Data excerpts:
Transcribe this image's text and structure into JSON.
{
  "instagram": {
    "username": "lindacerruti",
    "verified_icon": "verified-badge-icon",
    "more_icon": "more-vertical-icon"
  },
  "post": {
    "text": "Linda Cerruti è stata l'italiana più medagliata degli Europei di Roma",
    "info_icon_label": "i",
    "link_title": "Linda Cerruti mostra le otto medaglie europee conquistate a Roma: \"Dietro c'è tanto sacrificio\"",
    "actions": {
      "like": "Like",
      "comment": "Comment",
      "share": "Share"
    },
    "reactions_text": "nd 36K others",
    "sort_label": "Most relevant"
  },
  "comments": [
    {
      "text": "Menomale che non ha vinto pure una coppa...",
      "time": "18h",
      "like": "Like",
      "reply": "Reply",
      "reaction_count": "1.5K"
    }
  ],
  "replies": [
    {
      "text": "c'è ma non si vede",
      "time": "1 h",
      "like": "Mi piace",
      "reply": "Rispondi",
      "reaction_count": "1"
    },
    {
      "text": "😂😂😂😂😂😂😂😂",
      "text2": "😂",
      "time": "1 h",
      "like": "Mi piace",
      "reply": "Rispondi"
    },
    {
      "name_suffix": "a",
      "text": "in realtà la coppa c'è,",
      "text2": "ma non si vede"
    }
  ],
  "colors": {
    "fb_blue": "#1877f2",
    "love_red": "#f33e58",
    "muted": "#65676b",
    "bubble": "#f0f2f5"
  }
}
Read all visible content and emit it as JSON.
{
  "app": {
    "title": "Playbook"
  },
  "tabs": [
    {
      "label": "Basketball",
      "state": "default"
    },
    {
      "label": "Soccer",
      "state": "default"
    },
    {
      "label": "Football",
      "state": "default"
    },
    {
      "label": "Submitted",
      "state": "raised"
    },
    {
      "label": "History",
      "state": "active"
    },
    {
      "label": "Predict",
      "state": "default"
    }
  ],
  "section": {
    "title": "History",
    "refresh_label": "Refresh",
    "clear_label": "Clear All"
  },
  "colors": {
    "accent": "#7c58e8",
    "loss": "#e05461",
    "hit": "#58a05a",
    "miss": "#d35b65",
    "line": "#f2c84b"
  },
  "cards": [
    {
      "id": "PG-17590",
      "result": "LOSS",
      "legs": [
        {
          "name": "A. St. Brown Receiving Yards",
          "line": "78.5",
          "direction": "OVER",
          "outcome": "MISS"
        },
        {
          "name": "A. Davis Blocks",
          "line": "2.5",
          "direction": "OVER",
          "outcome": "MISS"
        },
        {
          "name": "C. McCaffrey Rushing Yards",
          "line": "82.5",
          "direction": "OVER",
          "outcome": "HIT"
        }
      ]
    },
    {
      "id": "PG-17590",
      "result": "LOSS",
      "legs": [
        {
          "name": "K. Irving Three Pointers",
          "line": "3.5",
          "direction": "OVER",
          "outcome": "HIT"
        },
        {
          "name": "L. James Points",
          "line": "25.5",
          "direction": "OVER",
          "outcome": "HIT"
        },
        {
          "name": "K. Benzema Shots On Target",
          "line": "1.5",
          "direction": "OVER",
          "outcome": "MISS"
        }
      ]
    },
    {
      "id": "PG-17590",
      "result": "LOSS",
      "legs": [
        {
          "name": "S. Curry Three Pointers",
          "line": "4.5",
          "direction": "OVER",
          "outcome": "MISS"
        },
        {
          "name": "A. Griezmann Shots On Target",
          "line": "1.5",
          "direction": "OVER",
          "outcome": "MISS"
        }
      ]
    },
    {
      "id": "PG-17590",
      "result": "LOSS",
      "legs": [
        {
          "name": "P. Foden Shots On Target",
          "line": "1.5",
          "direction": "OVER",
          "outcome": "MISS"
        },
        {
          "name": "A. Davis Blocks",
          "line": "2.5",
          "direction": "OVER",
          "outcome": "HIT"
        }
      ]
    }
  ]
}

## GIVEN TASK
Scan the data above; copy every line where "JSON" appears.

## ANSWER IN FULL
Transcribe this image's text and structure into JSON.
Read all visible content and emit it as JSON.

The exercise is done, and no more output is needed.